▸ **Required task**
Below are the records. Gather each line that holds "Dance".
— START Data excerpts —
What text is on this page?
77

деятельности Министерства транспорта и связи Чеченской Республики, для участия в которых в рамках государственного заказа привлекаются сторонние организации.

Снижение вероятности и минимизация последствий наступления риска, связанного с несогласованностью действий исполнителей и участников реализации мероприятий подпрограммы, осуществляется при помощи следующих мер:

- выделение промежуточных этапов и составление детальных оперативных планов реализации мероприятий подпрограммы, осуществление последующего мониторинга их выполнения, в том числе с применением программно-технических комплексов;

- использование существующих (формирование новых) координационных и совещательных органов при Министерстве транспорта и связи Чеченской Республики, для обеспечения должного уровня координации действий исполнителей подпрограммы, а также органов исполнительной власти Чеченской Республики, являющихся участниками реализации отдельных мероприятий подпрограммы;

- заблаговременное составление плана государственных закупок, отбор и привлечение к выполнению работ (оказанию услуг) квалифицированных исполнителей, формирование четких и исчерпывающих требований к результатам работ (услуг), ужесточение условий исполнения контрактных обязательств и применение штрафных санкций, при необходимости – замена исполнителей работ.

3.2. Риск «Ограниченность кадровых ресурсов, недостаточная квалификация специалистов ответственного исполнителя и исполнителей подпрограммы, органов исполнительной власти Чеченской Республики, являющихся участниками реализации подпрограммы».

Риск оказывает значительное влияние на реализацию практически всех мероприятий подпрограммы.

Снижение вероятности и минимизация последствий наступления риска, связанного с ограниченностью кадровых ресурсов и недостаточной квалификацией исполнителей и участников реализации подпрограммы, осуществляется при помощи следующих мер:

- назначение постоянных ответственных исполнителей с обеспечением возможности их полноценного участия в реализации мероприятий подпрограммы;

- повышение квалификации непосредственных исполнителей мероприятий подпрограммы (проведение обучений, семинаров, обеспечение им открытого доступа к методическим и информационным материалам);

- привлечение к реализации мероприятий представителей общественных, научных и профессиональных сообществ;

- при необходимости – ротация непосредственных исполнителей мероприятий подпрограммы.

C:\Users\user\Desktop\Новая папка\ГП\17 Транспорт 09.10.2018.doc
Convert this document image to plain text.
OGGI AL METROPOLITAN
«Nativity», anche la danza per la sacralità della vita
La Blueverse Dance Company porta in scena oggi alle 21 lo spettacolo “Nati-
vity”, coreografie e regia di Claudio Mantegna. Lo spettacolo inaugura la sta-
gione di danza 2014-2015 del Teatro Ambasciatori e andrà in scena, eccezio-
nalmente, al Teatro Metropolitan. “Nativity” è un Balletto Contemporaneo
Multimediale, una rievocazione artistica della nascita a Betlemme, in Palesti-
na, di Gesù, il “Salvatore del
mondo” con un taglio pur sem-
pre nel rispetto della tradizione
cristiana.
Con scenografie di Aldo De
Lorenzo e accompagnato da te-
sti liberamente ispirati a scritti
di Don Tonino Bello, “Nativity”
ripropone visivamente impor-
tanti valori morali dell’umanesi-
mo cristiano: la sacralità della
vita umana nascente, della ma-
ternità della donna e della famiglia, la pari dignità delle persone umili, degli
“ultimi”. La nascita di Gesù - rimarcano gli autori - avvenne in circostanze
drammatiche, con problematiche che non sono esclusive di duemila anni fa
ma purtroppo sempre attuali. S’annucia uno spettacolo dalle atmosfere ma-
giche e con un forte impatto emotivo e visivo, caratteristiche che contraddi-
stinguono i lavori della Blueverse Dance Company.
— END Data excerpts —
▸ **The completed task**
La Blueverse Dance Company porta in scena oggi alle 21 lo spettacolo “Nati-
stinguono i lavori della Blueverse Dance Company.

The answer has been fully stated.